Problem details – Exactly and only the lines from the one with "Serialize everything readable" through the end of the listing are to be transcribed, both ends included.

■ ■ ■

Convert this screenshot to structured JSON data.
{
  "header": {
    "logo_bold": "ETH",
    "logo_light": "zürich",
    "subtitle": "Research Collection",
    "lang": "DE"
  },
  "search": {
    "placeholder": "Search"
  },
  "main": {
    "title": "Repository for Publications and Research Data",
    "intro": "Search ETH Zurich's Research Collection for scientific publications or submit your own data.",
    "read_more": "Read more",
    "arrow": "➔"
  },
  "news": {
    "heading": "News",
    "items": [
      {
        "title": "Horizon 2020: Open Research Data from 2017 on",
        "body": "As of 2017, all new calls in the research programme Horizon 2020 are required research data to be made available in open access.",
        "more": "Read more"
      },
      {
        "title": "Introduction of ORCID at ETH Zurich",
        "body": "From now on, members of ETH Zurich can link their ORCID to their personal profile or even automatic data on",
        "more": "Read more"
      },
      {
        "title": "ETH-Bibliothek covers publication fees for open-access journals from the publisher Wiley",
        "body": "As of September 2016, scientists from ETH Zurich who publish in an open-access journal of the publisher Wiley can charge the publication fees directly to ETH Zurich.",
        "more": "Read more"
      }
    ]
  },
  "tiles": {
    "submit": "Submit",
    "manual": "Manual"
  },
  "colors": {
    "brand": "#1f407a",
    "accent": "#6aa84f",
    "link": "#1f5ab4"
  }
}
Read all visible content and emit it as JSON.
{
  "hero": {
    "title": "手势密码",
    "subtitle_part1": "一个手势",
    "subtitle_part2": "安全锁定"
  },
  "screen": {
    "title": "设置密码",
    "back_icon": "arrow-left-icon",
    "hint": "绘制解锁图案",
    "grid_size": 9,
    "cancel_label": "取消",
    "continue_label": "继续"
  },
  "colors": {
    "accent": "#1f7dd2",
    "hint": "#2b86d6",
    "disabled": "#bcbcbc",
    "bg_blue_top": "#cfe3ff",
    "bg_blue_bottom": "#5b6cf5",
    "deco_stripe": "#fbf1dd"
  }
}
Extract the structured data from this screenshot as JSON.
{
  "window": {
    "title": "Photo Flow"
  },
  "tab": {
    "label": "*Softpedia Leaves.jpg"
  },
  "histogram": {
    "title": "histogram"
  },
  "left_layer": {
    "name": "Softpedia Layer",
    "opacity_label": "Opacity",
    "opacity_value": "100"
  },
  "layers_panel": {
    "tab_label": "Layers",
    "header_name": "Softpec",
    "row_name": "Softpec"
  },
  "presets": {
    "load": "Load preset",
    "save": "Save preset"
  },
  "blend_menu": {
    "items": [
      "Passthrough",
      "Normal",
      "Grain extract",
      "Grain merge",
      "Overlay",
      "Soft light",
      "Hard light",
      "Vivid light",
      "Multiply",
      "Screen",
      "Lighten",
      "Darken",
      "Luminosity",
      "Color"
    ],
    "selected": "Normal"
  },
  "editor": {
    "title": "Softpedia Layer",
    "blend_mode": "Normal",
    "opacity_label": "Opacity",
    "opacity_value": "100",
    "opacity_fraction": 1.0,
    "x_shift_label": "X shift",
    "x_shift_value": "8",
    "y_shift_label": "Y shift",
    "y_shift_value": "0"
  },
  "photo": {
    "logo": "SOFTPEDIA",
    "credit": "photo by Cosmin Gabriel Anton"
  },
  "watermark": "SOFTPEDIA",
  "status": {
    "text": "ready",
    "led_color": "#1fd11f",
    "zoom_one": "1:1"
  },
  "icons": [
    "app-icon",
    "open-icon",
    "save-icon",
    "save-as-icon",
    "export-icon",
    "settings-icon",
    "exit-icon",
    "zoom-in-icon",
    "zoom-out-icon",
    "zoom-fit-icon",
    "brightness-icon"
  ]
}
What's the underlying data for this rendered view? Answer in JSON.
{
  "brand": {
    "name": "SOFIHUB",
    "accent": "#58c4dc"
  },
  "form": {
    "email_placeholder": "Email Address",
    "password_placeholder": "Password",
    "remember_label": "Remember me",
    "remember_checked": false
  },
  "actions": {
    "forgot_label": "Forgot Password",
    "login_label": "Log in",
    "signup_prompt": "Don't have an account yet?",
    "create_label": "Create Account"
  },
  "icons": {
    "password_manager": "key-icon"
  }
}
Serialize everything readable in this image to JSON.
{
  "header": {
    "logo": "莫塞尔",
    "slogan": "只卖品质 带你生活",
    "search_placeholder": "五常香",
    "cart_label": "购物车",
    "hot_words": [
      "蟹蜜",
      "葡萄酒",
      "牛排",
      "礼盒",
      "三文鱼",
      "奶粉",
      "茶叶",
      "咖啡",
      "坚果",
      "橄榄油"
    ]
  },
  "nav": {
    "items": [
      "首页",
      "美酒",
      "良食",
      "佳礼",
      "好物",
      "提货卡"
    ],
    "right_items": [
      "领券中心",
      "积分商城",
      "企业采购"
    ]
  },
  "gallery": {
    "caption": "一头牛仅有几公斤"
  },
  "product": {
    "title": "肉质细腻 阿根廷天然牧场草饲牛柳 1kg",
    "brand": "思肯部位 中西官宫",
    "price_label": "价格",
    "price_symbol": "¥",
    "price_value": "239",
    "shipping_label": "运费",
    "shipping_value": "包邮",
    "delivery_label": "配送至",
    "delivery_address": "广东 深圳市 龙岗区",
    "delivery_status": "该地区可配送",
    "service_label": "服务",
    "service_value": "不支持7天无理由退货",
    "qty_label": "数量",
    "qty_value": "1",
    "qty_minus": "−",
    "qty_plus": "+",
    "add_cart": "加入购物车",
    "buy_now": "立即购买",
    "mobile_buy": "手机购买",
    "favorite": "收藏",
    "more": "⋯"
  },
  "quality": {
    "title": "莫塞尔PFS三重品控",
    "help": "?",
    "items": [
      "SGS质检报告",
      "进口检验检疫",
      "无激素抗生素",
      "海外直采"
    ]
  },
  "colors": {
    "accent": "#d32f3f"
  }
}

■ ■ ■

Response to this task –
Serialize everything readable in this image to JSON.
{
  "header": {
    "logo": "莫塞尔",
    "slogan": "只卖品质 带你生活",
    "search_placeholder": "五常香",
    "cart_label": "购物车",
    "hot_words": [
      "蟹蜜",
      "葡萄酒",
      "牛排",
      "礼盒",
      "三文鱼",
      "奶粉",
      "茶叶",
      "咖啡",
      "坚果",
      "橄榄油"
    ]
  },
  "nav": {
    "items": [
      "首页",
      "美酒",
      "良食",
      "佳礼",
      "好物",
      "提货卡"
    ],
    "right_items": [
      "领券中心",
      "积分商城",
      "企业采购"
    ]
  },
  "gallery": {
    "caption": "一头牛仅有几公斤"
  },
  "product": {
    "title": "肉质细腻 阿根廷天然牧场草饲牛柳 1kg",
    "brand": "思肯部位 中西官宫",
    "price_label": "价格",
    "price_symbol": "¥",
    "price_value": "239",
    "shipping_label": "运费",
    "shipping_value": "包邮",
    "delivery_label": "配送至",
    "delivery_address": "广东 深圳市 龙岗区",
    "delivery_status": "该地区可配送",
    "service_label": "服务",
    "service_value": "不支持7天无理由退货",
    "qty_label": "数量",
    "qty_value": "1",
    "qty_minus": "−",
    "qty_plus": "+",
    "add_cart": "加入购物车",
    "buy_now": "立即购买",
    "mobile_buy": "手机购买",
    "favorite": "收藏",
    "more": "⋯"
  },
  "quality": {
    "title": "莫塞尔PFS三重品控",
    "help": "?",
    "items": [
      "SGS质检报告",
      "进口检验检疫",
      "无激素抗生素",
      "海外直采"
    ]
  },
  "colors": {
    "accent": "#d32f3f"
  }
}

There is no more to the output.